▶ _What needs to be done_
Gather up all lines that carry the word "examples".

Dataset items:
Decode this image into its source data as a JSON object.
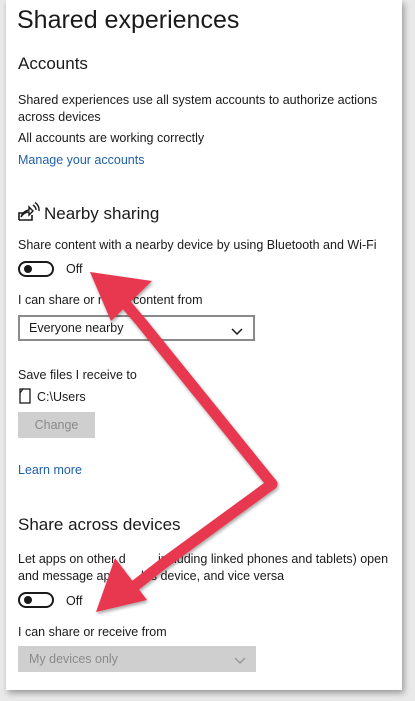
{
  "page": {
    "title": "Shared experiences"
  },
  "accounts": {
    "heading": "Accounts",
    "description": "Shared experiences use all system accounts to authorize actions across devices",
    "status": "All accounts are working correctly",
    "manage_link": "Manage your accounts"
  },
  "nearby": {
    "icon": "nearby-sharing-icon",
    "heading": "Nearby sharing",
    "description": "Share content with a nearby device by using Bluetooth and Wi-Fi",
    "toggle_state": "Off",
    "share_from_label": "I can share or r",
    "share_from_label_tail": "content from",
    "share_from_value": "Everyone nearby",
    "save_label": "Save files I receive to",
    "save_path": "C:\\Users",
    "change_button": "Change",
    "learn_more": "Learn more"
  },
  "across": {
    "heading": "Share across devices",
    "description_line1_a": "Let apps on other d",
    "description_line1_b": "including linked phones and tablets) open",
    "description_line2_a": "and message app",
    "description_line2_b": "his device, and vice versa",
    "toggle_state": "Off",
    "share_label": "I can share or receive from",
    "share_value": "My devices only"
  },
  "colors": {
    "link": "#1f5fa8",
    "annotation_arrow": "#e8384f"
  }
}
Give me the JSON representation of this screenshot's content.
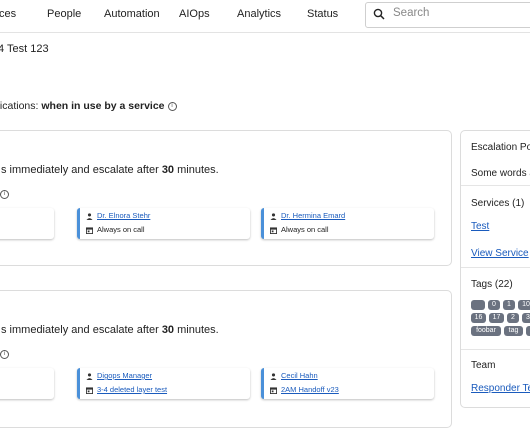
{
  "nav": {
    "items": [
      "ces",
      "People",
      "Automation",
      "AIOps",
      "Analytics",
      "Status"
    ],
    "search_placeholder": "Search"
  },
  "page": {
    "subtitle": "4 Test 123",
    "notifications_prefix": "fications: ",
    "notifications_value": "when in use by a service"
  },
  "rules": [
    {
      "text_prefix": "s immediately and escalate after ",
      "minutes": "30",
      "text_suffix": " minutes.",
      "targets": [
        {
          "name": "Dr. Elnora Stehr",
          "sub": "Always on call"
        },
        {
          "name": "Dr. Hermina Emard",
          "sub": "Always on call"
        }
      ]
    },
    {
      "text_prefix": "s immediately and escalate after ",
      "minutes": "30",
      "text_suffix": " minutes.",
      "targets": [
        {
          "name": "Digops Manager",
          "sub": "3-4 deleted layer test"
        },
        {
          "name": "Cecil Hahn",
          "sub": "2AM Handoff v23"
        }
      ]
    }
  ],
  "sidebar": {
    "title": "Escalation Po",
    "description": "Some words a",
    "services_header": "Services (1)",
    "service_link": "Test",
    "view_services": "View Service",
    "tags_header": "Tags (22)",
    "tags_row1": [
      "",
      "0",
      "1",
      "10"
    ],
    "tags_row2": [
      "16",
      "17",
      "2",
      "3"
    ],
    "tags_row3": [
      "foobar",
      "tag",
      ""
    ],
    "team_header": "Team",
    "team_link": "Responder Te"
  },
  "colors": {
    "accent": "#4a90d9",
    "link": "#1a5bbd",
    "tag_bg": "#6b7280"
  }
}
---
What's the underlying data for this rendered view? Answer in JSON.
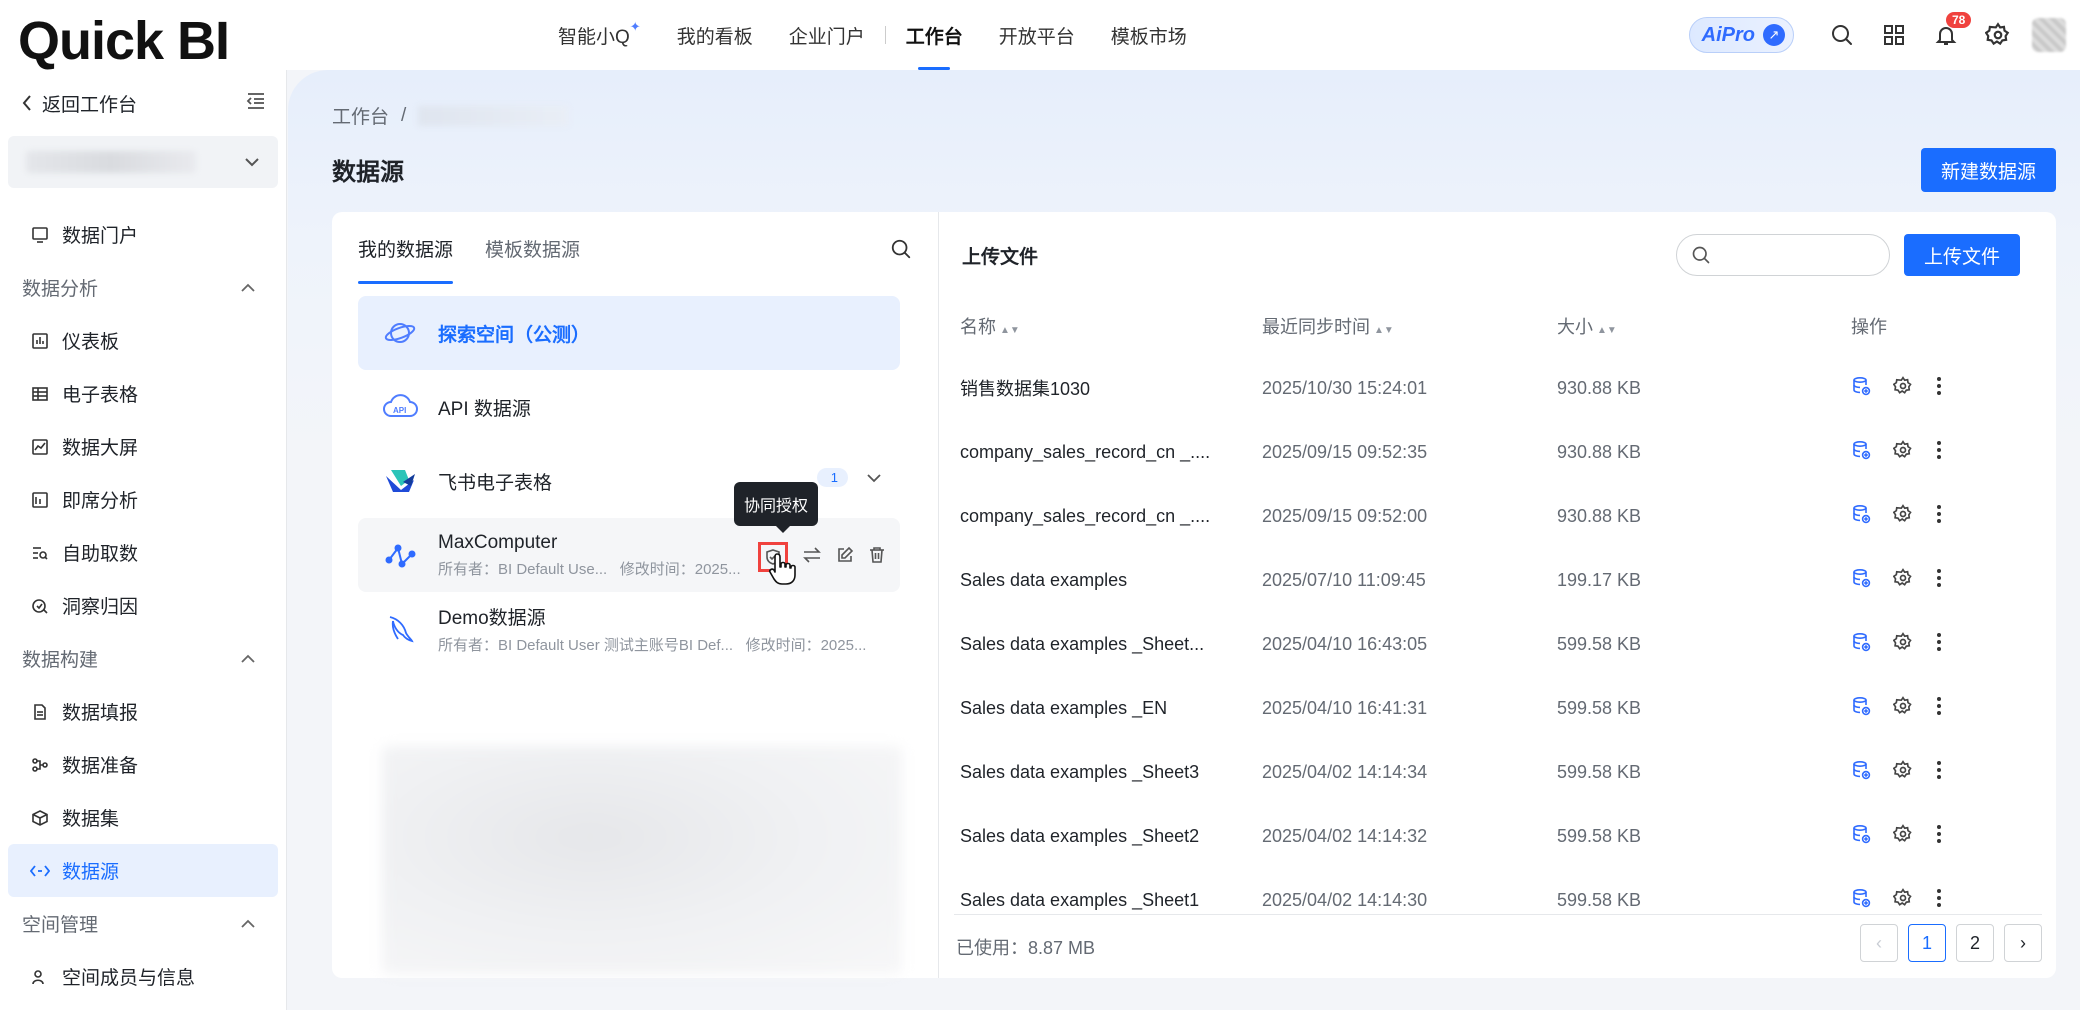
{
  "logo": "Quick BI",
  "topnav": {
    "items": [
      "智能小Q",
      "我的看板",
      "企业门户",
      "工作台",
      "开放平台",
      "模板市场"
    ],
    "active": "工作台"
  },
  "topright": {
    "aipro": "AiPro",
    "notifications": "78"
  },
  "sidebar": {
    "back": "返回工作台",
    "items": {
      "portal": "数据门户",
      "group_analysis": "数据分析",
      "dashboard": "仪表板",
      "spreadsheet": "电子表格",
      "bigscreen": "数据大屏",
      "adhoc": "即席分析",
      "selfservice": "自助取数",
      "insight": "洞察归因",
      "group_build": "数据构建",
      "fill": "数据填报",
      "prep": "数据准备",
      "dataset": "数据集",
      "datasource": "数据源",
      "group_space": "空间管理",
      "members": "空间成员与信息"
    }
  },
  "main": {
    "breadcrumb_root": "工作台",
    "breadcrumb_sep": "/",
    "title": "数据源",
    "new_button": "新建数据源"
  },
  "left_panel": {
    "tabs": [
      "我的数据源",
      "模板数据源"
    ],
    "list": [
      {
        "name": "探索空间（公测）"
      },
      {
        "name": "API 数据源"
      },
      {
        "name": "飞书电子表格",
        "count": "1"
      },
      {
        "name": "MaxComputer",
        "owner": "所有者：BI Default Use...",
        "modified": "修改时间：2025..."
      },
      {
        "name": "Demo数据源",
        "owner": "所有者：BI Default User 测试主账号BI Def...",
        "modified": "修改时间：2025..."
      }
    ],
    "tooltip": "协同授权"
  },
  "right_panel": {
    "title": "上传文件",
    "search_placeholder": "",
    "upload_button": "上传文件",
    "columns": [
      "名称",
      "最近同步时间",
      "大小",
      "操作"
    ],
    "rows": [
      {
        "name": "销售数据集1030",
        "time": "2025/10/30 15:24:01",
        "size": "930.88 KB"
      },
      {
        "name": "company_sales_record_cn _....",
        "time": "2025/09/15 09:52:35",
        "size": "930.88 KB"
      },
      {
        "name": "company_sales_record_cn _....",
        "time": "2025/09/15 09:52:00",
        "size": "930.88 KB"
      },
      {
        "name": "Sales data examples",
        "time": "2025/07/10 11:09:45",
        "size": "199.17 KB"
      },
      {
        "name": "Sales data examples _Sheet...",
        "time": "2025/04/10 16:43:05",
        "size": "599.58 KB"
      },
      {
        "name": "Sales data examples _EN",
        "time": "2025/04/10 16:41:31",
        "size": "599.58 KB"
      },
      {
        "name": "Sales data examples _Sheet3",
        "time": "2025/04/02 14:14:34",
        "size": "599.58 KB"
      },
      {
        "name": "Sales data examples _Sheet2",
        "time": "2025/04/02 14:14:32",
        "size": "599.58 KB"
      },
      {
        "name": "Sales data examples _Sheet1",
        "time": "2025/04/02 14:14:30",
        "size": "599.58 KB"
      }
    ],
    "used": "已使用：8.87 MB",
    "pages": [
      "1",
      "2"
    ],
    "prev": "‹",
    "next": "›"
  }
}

▶ _Response to this exercise_
        "name": "Sales data examples",
        "name": "Sales data examples _Sheet...",
        "name": "Sales data examples _EN",
        "name": "Sales data examples _Sheet3",
        "name": "Sales data examples _Sheet2",
        "name": "Sales data examples _Sheet1",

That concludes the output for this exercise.